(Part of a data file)
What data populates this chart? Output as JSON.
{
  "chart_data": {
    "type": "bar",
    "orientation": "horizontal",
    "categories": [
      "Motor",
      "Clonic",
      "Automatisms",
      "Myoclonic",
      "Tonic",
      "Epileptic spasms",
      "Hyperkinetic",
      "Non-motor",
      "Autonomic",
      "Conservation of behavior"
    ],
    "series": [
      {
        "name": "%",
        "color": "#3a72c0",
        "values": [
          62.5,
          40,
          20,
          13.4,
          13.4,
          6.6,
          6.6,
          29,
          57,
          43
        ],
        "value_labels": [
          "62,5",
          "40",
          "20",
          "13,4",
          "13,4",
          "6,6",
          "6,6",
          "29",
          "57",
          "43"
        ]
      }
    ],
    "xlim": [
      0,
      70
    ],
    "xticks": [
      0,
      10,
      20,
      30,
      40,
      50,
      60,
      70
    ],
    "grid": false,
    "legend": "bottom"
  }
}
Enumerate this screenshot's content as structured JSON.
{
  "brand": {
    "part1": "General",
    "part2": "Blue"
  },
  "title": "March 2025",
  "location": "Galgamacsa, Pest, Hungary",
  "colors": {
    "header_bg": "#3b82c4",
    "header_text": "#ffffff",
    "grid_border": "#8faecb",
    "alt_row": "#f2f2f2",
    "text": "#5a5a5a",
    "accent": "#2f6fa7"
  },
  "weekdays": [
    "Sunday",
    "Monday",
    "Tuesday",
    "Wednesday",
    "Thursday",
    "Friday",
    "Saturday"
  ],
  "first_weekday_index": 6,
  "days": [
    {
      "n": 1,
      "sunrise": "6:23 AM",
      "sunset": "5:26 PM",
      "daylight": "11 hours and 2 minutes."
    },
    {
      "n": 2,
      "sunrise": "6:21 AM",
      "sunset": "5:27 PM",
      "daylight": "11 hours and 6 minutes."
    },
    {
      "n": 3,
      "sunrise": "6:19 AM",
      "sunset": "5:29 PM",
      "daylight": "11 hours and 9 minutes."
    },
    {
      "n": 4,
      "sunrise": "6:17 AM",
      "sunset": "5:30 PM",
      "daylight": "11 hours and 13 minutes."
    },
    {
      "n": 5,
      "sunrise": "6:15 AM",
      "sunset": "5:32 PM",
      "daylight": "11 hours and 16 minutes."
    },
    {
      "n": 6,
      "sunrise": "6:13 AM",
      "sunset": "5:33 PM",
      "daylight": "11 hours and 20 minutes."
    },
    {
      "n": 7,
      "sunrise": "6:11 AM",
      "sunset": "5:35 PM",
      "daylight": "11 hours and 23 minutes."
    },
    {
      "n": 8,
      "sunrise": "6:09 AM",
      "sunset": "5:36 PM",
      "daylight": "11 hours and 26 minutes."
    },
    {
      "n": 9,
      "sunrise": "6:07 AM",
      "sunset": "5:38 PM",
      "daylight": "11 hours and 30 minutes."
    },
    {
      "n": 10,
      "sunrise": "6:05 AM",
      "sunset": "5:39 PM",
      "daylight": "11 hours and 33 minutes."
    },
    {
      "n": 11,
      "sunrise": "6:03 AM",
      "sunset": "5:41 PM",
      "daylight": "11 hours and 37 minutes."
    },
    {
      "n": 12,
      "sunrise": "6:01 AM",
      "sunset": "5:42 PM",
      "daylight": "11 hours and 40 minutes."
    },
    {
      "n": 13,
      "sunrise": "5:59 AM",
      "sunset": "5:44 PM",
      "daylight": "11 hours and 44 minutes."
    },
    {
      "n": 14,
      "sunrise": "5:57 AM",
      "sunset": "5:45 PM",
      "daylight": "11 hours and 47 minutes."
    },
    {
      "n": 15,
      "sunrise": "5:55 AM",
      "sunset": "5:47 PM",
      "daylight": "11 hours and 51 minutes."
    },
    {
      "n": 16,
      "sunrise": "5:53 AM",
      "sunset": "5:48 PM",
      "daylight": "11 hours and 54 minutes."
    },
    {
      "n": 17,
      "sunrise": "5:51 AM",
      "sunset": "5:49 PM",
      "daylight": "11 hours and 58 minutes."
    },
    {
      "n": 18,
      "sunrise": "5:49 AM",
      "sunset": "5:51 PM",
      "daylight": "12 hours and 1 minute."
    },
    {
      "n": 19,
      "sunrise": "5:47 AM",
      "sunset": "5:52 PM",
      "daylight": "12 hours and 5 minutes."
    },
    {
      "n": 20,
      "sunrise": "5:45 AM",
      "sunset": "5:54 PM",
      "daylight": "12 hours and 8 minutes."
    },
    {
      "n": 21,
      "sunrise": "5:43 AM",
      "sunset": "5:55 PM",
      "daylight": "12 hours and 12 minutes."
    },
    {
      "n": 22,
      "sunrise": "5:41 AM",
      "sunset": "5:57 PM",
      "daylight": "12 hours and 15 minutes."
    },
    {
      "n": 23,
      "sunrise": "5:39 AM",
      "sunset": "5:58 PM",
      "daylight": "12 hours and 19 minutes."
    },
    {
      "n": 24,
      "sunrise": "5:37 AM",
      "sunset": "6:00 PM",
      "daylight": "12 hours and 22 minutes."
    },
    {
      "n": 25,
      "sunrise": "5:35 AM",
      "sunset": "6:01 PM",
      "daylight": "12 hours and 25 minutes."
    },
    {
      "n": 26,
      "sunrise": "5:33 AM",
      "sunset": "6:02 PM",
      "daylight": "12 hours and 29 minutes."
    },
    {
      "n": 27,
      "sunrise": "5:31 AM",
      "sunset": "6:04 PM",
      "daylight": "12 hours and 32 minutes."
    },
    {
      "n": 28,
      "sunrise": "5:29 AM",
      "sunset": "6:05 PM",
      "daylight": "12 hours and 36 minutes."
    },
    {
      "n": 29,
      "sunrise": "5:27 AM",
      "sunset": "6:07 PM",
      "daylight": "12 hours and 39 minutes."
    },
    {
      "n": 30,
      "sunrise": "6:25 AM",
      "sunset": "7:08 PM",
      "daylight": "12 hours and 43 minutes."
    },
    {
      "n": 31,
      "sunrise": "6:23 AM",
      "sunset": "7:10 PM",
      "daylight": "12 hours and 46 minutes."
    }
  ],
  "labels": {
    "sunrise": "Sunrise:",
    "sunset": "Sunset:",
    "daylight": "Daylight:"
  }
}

● Exercise brief
Lines of the material that contain the word "this" are to be gathered.

● Finished exercise
What data populates this chart? Output as JSON.
Enumerate this screenshot's content as structured JSON.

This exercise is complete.